→ **Given instruction**: Copy each line that contains the string "Klimaanlage".

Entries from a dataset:
··········
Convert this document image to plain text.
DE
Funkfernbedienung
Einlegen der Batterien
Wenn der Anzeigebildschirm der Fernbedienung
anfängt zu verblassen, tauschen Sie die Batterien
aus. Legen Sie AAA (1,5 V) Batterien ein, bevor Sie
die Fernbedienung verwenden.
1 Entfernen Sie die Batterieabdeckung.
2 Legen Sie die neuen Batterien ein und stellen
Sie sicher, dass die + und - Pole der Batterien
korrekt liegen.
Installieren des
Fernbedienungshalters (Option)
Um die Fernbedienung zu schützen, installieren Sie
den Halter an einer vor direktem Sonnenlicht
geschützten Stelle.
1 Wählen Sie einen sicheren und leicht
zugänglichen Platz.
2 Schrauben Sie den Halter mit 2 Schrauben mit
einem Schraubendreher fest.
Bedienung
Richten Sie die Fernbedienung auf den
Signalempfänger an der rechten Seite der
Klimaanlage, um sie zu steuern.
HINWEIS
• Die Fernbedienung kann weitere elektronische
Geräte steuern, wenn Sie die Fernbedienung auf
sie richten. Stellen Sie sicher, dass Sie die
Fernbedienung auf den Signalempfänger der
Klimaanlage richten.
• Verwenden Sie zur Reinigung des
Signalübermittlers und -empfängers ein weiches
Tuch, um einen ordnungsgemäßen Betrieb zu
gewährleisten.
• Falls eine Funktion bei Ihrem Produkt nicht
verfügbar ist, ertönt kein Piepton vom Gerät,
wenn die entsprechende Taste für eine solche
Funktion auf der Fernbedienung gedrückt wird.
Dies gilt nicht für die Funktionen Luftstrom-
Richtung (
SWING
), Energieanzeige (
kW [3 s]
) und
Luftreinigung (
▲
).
··········
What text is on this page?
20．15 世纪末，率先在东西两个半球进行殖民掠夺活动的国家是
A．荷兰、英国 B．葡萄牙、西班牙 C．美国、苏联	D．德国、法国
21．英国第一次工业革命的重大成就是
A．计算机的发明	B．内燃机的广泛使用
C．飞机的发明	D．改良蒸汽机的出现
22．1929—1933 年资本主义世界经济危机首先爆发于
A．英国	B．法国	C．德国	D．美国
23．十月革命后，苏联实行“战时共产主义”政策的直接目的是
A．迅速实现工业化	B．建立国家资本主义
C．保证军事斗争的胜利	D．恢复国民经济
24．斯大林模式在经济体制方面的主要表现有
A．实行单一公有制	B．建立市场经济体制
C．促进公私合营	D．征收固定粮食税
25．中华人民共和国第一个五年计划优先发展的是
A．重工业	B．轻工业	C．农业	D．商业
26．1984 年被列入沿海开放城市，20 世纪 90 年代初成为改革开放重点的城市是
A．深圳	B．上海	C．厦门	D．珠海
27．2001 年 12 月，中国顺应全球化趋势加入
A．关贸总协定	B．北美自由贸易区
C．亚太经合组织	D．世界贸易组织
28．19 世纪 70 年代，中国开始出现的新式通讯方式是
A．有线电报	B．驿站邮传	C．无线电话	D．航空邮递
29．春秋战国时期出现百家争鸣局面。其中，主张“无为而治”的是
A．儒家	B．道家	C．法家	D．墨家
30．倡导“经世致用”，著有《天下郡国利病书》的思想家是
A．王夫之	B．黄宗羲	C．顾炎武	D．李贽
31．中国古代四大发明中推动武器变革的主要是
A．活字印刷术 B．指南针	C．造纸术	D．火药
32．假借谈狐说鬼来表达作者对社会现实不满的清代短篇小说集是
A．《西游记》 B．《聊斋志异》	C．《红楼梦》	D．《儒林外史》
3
··········
→ **Final answer**:
Klimaanlage, um sie zu steuern.
Klimaanlage richten.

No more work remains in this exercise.